- Stated exercise:
Go through the material below and count the lines with the string "JSON"; the number is the whole answer.

- Records provided:

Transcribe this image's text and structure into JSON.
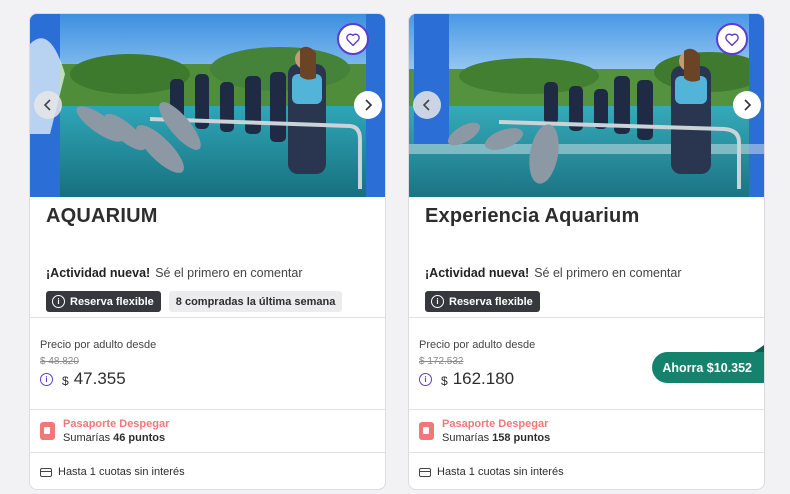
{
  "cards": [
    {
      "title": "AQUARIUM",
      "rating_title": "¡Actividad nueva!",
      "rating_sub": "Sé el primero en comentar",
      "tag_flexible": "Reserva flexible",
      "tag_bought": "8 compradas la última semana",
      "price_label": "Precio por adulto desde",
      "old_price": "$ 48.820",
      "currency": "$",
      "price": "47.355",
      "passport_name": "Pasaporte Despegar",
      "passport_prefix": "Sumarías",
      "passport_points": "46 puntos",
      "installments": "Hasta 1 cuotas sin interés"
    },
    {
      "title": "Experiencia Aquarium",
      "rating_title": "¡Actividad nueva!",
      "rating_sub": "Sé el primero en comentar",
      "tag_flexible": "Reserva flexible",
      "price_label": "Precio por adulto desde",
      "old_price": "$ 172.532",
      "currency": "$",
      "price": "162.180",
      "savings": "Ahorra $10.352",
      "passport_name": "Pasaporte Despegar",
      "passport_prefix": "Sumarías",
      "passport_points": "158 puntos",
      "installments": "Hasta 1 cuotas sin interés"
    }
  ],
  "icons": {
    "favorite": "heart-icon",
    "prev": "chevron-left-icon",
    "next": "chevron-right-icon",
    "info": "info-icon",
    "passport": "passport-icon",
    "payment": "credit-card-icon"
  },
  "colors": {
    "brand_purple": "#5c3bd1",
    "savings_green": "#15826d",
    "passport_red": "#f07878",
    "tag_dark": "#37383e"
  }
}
* * *
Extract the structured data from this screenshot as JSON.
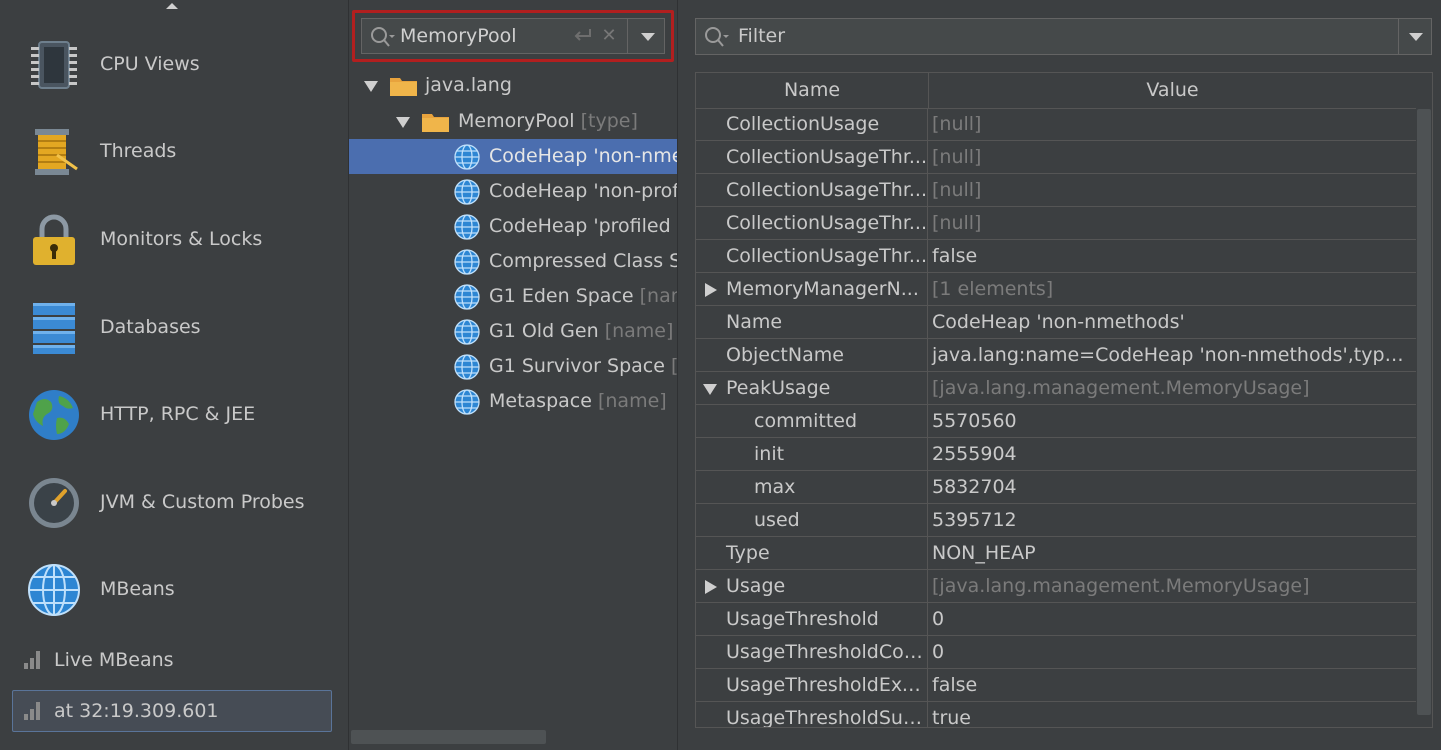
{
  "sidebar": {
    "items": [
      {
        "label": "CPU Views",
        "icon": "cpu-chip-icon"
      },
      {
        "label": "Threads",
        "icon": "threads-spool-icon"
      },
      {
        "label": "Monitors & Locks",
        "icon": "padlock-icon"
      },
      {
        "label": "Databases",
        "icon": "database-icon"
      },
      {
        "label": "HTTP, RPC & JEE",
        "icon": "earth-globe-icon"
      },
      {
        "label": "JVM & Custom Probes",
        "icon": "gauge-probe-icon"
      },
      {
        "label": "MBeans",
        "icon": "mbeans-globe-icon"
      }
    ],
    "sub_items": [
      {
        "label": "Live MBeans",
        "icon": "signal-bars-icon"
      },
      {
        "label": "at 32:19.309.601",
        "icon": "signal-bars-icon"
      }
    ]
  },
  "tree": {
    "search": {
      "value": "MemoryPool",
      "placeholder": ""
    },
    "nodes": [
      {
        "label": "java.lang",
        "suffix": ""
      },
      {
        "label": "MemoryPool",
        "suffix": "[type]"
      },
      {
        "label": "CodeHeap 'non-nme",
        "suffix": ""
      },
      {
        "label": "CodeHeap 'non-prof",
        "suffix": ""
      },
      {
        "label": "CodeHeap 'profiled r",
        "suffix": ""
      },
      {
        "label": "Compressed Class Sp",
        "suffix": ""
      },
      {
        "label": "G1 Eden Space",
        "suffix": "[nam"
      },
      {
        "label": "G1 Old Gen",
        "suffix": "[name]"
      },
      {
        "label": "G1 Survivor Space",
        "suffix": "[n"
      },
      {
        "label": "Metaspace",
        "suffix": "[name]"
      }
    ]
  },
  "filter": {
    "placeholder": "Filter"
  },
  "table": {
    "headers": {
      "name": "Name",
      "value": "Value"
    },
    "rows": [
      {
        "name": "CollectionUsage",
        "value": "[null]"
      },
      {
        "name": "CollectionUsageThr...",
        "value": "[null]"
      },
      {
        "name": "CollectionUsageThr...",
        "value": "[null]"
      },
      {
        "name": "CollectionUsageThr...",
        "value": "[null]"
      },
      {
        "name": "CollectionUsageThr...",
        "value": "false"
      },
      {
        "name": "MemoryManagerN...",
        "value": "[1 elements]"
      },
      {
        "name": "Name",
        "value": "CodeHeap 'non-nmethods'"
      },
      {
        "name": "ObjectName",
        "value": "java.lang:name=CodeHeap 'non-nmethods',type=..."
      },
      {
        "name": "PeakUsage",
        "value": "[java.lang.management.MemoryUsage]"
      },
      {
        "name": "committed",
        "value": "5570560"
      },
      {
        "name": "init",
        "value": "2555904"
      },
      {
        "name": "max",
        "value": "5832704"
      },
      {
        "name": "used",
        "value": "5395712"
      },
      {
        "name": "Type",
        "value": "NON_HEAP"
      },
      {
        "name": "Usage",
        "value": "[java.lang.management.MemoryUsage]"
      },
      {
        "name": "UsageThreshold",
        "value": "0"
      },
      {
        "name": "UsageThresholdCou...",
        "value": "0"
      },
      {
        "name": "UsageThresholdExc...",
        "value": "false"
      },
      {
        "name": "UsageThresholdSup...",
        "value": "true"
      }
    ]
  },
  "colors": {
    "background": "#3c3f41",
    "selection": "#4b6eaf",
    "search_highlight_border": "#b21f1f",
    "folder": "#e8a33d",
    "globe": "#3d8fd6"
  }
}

- Output:
2